**SOURCE DOCUMENT:**
- Born: January 4, 1925 Leipzig
- Died: September 2, 2015 (aged 90) United States
- Education: PhD in psychology
- Alma mater: City College of New York, and the University of California.
- Occupation: professor of psychology
- Known for: Gleitman is best known for his authorship of Psychology, a classic textbook first published in 1981 used in many Introduction to Psychology classes, now in its eighth edition.

= Henry Gleitman =

Henry Gleitman (January 4, 1925 – September 2, 2015) was a professor of psychology at the University of Pennsylvania.

== Personal life ==
Gleitman obtained both his bachelor's and master's degrees in psychology: the bachelor's degree from the City College of New York, and his master's from the University of California. Henry Gleitman was wed to another psychologist, Lila R. Gleitman. Together, they penned a book together called Phrase and Paraphrase. The book was released in 1970. He fathered two daughters. Their names are Ellen Luchette and Claire Gleitman. Gleitman was born in Leipzig, Germany. He received his PhD in psychology from the University of California, Berkeley. He then taught at Swarthmore College before joining the Penn faculty in 1953.

Gleitman was a cognitive psychologist with interests in language (especially the relationship between semantics and syntax), but he claimed, "I'm probably better identified as a general psychologist whose research interests range over many of the traditional areas of psychological inquiry."
Gleitman was willing to work with students in any field of psychology if that student can interest him in his/her proposed field of research.

**THE TASKS:**
1 - List every college or university named in the Henry Gleitman biography.
2 - According to the Henry Gleitman biography, in what year did Gleitman join the Penn faculty?
3 - Write the next part of the Henry Gleitman biography, picking up after its final sentence.

**DATASET EXCERPT:**
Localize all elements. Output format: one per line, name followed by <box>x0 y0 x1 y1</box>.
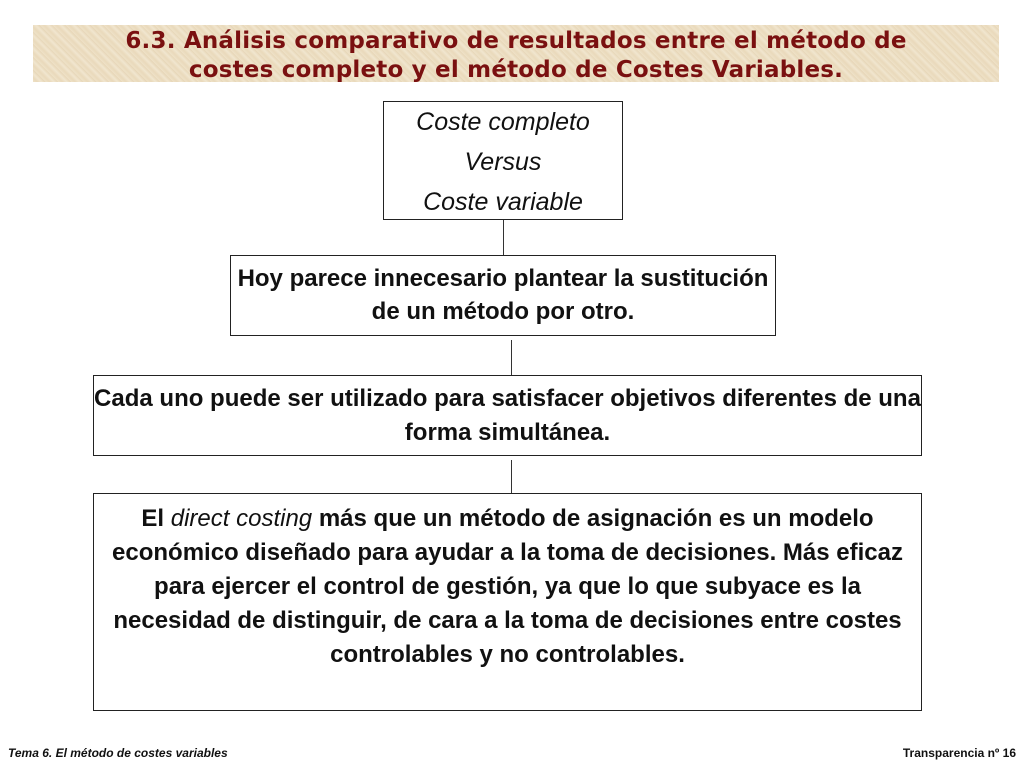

**WRITTEN ANSWERS:**
1 - City College of New York; University of California, Berkeley; Swarthmore College; University of Pennsylvania

2 - 1953

3 -
Gleitman is best known for his authorship of Psychology, a classic textbook first published in 1981 used in many Introduction to Psychology classes, now in its eighth edition.

Gleitman was married to fellow psychologist Lila R. Gleitman, an internationally renowned language acquisition researcher, who was also a professor of psychology and linguistics at the University of Pennsylvania.

== Major Accomplishments ==
Gleitman received the Distinguished Teaching in Psychology Award from the American Psychological Foundation in 1982. She also received the Lindback Award in 1977 and the Abrams Award in 1988. She served as president of the American Psychological Association’s Division 1 (General Psychology) and Division 10 (Psychology and the Arts). During more than five decades of teaching, she taught introductory psychology to over 40,000 students.

Gleitman had an array of interest and accomplishments, such as being a known polymath, he was also involved in the arts of theatre in which he both acted and directed while at Berkeley, Philadelphia, and New York City. Besides his interest in psychology, theatrics was a major part of life and he worked with actors of all ages ranging from children all the way up to seasoned professionals. Gleitman would refer to himself as a bigamist because when it came to psychology and theatre, he dichotomized the thought of having to choose, but always found a way to entertain both.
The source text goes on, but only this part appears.